▶ WHAT IS REQUIRED: Tally the lines that hold the string "labels", and reply with the count alone.

-- start RECORDS TO USE --

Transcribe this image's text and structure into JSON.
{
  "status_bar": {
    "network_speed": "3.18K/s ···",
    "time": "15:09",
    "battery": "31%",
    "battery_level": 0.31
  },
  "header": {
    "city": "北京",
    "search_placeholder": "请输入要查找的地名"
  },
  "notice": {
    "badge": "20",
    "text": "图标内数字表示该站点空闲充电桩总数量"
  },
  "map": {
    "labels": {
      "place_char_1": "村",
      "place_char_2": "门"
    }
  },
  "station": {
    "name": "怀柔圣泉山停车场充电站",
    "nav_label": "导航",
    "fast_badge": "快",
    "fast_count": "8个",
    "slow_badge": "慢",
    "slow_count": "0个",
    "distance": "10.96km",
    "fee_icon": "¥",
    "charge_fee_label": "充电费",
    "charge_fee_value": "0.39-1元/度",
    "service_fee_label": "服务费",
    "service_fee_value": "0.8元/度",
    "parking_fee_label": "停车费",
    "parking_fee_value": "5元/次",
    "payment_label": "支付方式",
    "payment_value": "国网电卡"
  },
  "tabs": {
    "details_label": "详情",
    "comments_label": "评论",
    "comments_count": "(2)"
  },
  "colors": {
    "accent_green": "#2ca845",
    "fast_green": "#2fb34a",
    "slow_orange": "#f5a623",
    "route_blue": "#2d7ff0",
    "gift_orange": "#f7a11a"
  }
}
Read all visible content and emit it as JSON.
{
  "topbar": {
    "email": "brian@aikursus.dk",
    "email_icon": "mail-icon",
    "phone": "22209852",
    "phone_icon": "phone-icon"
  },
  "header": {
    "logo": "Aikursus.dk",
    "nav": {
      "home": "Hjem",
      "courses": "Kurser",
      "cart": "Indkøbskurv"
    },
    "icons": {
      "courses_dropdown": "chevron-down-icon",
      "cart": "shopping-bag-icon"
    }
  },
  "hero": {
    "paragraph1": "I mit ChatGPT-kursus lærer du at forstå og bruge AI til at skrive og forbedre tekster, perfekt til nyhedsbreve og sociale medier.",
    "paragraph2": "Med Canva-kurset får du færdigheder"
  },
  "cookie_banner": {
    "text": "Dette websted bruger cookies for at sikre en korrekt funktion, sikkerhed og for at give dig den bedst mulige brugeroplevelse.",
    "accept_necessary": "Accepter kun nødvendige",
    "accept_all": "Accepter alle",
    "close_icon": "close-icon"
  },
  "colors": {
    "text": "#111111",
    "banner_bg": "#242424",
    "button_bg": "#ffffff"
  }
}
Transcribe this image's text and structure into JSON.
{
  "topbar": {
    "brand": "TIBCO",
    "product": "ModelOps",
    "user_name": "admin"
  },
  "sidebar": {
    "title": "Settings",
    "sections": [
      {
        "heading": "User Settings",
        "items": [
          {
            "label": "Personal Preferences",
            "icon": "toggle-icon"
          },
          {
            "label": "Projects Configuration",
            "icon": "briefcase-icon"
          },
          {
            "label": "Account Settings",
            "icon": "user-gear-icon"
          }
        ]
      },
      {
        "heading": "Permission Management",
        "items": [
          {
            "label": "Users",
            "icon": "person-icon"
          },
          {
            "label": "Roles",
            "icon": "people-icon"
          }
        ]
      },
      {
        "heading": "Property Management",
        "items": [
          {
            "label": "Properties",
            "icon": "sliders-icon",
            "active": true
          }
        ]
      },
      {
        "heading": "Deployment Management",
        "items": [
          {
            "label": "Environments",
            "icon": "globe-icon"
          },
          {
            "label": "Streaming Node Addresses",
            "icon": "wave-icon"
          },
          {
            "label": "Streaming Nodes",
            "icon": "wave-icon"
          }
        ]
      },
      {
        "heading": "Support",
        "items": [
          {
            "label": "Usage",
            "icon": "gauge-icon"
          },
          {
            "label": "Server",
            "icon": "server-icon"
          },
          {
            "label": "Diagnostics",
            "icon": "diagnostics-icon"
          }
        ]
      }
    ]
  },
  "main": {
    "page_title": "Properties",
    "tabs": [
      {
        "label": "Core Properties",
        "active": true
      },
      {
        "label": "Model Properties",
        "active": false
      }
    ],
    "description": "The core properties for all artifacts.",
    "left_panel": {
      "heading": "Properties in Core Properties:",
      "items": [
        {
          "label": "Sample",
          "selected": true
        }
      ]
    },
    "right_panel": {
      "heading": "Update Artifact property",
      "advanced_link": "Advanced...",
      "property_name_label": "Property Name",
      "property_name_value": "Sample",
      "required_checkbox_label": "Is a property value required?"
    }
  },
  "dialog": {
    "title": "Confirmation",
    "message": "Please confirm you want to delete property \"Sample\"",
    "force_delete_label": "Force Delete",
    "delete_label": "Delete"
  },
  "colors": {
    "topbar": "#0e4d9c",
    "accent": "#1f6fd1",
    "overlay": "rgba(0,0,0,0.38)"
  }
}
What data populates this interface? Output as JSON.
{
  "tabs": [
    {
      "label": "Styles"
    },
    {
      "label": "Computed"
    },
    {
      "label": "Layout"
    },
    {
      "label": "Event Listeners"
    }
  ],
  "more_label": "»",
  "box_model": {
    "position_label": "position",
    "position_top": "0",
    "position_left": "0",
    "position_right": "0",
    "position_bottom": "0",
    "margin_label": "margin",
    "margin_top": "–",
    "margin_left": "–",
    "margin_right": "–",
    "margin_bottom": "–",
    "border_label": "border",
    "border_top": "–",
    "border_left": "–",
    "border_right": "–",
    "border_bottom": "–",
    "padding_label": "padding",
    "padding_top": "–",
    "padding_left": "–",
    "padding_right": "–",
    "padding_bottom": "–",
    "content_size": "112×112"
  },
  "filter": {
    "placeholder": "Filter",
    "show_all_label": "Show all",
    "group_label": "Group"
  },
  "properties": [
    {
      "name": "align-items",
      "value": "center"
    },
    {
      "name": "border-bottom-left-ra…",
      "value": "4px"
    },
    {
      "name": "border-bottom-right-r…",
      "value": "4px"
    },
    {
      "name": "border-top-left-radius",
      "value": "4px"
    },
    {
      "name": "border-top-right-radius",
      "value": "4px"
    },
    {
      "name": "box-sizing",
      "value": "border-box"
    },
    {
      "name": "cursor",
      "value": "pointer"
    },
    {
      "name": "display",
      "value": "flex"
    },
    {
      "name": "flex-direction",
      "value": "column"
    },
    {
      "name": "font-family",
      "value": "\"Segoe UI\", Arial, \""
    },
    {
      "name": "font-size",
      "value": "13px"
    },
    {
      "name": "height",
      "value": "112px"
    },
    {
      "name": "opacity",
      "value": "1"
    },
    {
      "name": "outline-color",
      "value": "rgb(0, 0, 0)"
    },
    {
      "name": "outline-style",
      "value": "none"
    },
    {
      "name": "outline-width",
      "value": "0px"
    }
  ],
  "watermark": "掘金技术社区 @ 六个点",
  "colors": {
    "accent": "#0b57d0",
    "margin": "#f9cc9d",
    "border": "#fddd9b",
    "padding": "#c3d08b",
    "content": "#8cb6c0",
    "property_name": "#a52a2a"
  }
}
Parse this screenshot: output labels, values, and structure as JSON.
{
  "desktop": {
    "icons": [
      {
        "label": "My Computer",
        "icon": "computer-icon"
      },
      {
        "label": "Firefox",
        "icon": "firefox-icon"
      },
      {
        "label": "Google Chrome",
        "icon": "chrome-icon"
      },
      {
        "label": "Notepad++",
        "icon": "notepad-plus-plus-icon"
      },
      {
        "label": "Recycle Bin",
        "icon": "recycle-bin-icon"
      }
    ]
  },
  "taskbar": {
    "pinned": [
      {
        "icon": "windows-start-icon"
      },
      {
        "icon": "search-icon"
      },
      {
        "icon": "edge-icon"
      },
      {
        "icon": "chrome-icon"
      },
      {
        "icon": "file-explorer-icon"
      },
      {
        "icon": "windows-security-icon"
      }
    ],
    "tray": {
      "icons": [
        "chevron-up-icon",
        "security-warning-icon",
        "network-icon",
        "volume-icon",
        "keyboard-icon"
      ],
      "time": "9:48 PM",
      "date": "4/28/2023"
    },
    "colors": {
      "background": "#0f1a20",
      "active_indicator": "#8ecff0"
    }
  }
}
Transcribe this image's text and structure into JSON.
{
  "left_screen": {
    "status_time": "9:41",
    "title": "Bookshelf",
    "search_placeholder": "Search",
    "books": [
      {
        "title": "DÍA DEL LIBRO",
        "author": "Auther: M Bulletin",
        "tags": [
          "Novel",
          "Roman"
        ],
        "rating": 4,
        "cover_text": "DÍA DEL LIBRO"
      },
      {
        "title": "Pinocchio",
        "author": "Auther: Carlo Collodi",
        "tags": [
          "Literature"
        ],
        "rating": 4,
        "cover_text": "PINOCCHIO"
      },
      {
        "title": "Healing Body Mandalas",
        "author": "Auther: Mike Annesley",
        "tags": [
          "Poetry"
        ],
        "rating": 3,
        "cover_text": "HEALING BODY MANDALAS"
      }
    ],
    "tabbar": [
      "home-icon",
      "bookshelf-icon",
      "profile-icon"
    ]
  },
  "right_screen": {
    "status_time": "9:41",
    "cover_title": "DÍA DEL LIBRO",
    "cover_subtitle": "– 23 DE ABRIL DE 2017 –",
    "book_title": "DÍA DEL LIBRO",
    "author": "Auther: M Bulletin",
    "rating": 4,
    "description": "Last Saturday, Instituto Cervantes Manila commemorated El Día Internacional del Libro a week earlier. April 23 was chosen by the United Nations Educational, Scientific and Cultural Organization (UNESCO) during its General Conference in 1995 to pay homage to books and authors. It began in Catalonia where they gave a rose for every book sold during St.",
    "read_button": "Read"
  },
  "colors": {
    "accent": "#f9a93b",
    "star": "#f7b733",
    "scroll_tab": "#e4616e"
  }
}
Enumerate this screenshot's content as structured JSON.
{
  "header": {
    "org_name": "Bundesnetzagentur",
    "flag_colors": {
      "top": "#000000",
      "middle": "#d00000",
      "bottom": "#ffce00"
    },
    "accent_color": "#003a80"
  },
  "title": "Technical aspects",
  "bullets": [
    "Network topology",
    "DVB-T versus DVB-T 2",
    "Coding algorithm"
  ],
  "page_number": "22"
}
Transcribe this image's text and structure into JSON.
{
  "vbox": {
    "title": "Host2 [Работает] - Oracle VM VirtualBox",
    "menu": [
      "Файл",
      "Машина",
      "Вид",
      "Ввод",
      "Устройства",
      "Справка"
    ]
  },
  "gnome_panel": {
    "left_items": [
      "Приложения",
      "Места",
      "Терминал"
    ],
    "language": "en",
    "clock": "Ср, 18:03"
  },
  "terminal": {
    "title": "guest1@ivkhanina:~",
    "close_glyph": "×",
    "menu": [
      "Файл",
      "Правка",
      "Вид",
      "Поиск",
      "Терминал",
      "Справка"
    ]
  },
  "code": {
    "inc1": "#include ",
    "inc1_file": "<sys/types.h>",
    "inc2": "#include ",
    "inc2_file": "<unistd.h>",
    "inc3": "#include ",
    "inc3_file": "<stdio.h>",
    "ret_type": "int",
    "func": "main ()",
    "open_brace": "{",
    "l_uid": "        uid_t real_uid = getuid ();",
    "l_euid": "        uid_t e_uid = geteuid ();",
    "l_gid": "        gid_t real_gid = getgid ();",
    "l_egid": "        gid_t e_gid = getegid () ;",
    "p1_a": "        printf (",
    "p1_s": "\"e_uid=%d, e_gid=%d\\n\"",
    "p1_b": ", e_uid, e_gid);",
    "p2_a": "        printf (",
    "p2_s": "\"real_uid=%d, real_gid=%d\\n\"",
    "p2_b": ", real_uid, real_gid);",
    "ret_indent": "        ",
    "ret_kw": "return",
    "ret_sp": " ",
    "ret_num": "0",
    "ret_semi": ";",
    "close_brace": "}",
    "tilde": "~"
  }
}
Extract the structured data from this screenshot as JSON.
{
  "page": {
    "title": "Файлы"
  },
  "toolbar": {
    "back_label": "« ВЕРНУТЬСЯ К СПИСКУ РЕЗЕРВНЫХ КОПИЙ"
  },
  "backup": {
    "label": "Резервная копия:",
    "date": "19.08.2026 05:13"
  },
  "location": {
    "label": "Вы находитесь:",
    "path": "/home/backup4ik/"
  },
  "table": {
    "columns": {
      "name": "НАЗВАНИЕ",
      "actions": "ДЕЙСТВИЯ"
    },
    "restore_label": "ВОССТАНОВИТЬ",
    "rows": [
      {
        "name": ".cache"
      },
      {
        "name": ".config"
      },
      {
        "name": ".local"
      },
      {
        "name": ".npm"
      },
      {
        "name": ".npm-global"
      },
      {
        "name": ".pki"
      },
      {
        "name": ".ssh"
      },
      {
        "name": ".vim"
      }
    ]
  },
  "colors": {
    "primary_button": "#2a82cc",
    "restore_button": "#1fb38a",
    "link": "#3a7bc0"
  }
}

-- end RECORDS TO USE --

▶ EXPECTED OUTPUT: 2